(Extracted data entries)
= = =
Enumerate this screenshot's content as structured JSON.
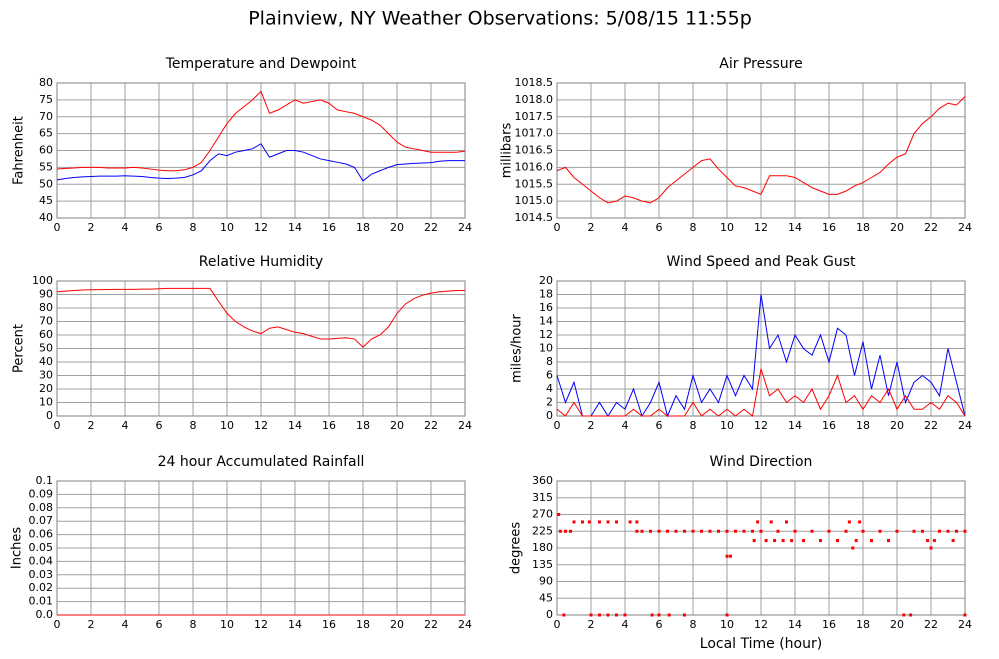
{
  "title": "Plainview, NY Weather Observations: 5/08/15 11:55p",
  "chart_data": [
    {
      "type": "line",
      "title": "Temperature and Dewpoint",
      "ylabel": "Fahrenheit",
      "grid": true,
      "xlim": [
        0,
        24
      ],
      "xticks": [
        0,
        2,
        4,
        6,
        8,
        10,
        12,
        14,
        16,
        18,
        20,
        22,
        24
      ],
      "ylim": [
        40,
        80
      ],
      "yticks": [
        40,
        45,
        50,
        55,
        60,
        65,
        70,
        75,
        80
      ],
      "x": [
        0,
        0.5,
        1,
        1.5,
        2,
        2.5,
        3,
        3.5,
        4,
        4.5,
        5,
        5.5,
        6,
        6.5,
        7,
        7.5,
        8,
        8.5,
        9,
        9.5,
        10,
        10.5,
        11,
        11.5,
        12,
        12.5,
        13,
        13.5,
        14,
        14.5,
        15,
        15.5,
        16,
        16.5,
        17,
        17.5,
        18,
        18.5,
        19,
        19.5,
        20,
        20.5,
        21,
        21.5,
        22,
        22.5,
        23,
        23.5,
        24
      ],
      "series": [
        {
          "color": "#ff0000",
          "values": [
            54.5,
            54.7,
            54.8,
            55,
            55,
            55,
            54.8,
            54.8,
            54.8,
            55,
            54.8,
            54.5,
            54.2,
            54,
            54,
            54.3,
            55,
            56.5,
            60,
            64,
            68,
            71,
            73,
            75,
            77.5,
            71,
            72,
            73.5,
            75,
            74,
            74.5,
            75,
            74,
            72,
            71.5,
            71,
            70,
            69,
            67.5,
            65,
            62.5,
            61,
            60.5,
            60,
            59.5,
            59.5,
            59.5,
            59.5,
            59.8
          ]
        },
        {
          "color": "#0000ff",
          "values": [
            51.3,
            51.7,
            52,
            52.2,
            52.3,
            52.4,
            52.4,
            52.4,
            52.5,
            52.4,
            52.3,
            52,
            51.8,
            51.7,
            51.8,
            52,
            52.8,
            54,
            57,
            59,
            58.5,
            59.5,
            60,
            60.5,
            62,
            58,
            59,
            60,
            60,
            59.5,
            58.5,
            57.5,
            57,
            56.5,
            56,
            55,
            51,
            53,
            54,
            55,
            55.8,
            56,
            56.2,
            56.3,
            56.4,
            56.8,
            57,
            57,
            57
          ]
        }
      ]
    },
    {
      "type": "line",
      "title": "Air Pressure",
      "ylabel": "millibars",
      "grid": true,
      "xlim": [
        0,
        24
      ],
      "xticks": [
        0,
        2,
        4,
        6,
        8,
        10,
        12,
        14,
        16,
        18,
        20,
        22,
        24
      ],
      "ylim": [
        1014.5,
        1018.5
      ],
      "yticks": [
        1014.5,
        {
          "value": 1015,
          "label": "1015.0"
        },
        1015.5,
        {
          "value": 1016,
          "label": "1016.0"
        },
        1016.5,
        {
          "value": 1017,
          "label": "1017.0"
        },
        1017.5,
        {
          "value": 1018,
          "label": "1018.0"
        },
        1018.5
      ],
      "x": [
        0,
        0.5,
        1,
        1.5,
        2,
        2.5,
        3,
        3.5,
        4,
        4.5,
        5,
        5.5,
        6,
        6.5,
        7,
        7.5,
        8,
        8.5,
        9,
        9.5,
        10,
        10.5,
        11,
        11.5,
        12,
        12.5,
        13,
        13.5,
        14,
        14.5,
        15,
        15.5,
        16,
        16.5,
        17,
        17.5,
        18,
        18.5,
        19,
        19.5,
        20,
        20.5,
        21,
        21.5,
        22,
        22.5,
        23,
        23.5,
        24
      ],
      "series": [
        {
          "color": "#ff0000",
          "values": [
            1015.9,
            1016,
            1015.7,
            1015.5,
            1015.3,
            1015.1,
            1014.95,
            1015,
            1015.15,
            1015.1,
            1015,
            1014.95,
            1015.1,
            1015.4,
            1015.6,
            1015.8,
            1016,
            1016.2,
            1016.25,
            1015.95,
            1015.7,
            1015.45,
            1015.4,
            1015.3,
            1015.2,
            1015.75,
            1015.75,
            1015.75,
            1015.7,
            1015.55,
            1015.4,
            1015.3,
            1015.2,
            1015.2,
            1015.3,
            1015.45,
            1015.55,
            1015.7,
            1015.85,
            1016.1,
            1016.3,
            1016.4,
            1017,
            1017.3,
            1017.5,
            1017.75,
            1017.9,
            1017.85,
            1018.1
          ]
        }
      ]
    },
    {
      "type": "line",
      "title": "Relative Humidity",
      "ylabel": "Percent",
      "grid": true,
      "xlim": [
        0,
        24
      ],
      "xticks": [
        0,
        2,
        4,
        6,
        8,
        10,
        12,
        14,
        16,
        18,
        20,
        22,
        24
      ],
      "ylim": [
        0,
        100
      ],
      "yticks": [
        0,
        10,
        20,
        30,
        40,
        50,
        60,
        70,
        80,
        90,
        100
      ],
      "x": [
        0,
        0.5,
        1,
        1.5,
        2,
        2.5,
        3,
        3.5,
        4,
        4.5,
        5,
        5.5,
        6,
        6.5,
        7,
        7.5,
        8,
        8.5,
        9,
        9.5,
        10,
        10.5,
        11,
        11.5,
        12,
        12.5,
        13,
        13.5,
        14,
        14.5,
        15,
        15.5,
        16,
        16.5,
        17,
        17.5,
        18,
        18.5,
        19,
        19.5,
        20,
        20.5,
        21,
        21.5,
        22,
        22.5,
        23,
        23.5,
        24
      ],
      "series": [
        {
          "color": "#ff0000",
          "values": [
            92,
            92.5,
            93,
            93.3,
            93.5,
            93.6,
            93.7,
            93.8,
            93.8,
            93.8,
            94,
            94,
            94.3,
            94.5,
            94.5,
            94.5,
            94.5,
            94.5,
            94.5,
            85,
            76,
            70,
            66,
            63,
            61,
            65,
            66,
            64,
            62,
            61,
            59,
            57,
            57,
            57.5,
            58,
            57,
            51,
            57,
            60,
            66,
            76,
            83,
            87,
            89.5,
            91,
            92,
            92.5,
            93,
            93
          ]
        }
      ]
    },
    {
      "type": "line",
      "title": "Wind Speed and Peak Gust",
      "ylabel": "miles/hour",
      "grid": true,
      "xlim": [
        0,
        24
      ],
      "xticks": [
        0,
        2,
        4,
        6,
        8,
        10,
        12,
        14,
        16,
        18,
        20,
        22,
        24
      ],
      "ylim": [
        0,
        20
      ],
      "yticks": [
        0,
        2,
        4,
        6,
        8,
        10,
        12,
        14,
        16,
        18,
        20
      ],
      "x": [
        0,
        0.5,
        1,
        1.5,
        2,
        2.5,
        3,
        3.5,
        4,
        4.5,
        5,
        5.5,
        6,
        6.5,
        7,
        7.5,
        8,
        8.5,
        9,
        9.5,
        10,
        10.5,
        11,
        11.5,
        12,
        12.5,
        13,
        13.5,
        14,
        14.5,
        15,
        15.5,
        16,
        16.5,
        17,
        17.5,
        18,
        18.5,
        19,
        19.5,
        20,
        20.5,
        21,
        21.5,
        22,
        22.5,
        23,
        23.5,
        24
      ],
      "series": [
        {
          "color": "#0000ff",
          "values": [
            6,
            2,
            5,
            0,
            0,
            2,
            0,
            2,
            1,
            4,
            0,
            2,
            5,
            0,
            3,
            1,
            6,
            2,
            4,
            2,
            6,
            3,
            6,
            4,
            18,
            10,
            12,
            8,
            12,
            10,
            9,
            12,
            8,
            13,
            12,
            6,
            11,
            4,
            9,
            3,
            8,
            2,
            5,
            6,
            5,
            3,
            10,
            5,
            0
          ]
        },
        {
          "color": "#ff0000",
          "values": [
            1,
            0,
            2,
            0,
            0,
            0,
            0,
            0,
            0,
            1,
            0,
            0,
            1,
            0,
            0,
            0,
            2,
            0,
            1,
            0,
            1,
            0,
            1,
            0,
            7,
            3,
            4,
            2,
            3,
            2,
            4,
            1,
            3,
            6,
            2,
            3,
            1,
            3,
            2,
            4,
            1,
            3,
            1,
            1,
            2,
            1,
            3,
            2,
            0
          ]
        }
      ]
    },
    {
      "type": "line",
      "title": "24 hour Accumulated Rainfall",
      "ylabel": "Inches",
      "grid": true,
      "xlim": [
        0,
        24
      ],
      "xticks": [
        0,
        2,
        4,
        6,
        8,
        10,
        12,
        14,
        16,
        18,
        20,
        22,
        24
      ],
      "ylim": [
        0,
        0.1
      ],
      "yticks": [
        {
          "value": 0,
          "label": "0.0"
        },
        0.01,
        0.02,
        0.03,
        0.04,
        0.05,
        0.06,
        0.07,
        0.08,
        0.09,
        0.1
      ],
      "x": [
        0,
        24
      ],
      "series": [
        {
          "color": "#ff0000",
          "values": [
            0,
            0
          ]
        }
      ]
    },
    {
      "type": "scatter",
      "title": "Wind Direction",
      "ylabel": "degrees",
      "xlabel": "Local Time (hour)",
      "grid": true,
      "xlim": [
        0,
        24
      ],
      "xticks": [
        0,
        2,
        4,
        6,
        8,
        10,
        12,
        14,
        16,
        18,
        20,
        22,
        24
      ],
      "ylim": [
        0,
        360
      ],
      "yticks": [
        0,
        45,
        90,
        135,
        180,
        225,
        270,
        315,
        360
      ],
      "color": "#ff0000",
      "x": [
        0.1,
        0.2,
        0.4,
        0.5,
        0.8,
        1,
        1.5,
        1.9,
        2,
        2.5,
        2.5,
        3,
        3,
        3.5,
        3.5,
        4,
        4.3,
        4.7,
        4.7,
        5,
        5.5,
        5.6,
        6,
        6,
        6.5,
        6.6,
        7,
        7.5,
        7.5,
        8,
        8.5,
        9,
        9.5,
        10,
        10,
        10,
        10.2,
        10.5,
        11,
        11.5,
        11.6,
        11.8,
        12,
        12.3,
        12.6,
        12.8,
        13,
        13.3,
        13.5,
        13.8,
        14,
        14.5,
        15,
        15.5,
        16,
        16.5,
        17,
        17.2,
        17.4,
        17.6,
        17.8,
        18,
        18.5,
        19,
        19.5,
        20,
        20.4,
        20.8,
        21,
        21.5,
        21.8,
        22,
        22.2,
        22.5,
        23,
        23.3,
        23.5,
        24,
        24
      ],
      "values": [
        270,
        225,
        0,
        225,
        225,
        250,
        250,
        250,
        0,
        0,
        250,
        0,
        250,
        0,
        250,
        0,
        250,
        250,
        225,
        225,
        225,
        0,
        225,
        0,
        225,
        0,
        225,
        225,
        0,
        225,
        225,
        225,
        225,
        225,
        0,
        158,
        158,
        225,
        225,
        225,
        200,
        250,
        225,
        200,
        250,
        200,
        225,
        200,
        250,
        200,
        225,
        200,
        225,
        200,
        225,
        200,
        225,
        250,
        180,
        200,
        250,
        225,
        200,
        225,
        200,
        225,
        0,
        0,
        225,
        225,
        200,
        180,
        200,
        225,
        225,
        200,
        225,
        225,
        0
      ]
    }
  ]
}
= = =
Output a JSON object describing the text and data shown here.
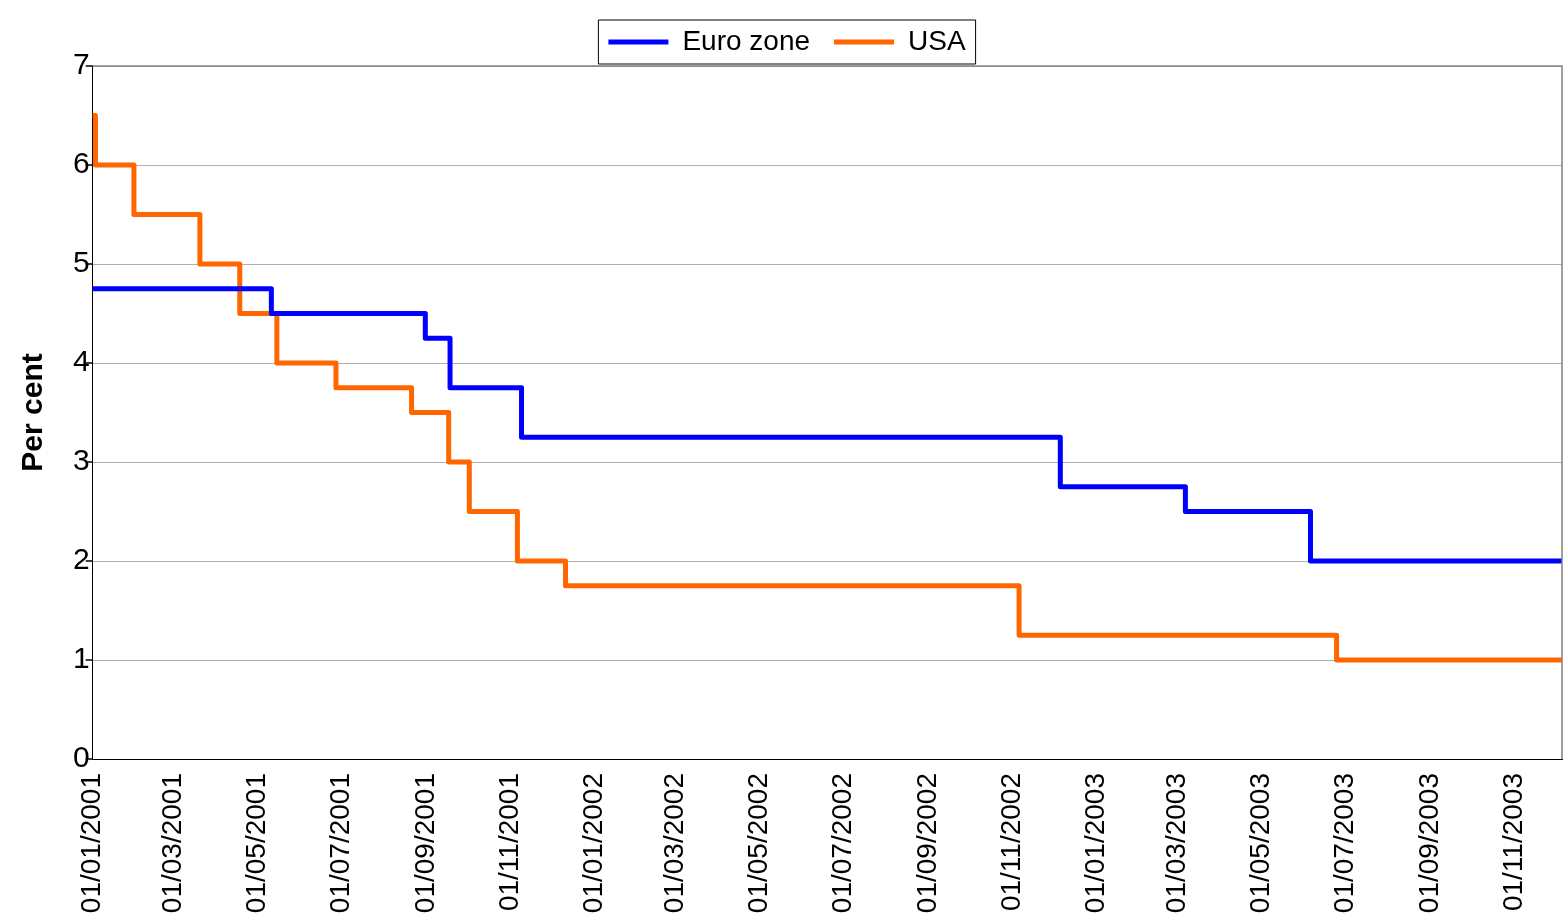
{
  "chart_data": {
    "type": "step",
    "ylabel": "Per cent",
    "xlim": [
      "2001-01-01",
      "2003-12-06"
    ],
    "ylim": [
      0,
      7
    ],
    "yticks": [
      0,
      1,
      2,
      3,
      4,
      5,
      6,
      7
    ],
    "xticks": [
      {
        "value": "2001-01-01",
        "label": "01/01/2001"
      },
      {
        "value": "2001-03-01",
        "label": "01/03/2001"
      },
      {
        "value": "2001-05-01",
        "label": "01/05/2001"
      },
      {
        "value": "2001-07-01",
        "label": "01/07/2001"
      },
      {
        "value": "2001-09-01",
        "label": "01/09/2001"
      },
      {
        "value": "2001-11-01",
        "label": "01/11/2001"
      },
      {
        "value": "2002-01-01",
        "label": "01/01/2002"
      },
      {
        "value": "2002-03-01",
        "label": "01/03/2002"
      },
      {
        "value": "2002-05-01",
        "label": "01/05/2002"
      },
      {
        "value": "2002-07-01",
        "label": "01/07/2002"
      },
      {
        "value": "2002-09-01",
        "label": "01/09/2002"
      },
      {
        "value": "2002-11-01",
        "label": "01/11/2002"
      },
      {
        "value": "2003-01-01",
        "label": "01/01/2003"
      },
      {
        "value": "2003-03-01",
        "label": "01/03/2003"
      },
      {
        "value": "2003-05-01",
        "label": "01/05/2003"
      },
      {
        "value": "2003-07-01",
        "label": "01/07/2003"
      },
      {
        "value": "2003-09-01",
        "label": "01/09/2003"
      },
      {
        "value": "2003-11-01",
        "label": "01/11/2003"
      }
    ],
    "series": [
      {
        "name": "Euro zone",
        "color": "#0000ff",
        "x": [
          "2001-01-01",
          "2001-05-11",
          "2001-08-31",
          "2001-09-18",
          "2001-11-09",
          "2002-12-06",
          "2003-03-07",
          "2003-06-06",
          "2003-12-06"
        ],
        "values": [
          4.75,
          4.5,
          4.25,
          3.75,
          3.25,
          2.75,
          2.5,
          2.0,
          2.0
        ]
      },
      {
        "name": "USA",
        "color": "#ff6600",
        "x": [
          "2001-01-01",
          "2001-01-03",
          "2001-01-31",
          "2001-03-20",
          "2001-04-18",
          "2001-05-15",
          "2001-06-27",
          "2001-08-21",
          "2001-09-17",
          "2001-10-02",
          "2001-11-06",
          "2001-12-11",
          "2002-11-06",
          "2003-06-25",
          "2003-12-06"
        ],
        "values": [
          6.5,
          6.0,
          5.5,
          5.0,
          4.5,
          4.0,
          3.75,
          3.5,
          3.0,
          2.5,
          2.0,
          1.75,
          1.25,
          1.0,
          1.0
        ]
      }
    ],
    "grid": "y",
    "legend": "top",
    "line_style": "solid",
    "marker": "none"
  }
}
= = =
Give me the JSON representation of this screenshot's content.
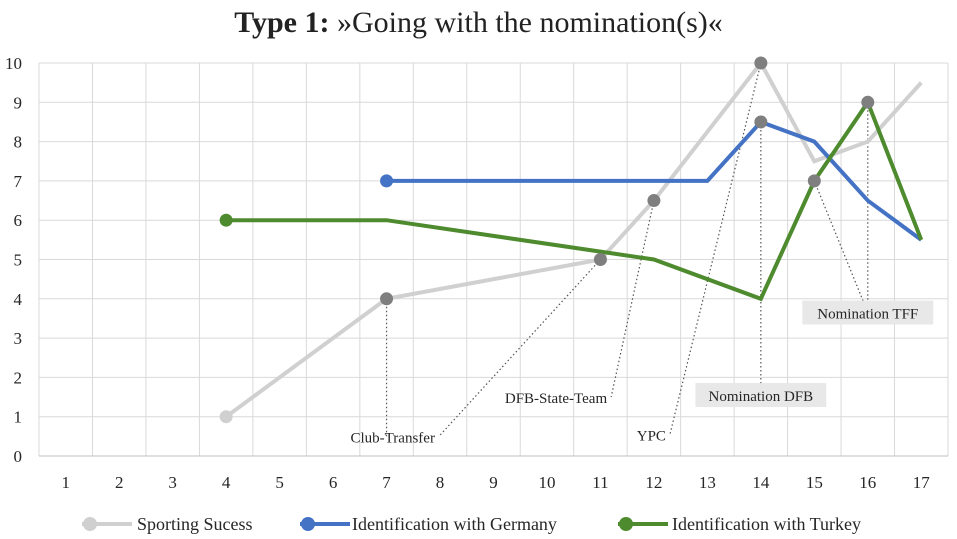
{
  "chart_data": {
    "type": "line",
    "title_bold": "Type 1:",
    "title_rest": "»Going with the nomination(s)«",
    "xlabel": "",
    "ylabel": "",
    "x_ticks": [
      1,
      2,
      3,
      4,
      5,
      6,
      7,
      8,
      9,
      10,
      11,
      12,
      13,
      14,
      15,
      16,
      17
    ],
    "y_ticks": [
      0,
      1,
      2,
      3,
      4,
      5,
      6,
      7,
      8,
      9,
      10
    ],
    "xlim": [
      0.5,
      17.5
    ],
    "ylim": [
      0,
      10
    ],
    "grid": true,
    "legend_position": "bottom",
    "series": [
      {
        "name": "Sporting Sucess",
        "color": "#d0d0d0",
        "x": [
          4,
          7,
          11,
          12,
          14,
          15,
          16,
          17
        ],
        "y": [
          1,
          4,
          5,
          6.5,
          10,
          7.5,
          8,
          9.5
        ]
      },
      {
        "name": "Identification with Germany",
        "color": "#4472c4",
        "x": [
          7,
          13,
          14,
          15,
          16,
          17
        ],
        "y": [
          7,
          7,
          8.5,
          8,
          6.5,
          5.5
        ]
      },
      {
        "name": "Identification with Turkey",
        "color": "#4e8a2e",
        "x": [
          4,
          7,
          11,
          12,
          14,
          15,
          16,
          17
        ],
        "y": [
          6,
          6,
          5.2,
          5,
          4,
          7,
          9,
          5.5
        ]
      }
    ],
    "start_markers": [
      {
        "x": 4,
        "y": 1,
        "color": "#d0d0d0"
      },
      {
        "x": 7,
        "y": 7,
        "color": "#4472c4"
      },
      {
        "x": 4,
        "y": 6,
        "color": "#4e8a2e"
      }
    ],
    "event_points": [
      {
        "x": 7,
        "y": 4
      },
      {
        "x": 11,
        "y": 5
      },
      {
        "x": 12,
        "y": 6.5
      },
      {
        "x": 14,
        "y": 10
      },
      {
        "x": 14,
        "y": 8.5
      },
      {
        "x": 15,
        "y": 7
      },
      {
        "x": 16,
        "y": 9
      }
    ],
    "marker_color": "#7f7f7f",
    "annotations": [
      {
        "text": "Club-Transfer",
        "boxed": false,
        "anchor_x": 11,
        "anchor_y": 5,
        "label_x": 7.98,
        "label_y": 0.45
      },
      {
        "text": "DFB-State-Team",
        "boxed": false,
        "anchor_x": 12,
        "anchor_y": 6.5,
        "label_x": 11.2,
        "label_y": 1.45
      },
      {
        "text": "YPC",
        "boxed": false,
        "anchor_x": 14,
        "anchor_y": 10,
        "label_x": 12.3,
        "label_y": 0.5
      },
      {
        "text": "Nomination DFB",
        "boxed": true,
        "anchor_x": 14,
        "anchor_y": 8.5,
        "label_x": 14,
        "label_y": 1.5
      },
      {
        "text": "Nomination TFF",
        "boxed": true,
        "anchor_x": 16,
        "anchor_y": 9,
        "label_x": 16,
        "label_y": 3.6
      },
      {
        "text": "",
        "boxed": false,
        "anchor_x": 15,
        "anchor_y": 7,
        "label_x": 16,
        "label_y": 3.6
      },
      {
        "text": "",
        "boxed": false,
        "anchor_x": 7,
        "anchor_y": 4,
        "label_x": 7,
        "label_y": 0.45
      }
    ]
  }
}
= = =
In the records above, find each line with the word "name" and copy it.

Worked answer →
        "name": "Euro zone",
        "name": "USA",
        "name": "Sporting Sucess",
        "name": "Identification with Germany",
        "name": "Identification with Turkey",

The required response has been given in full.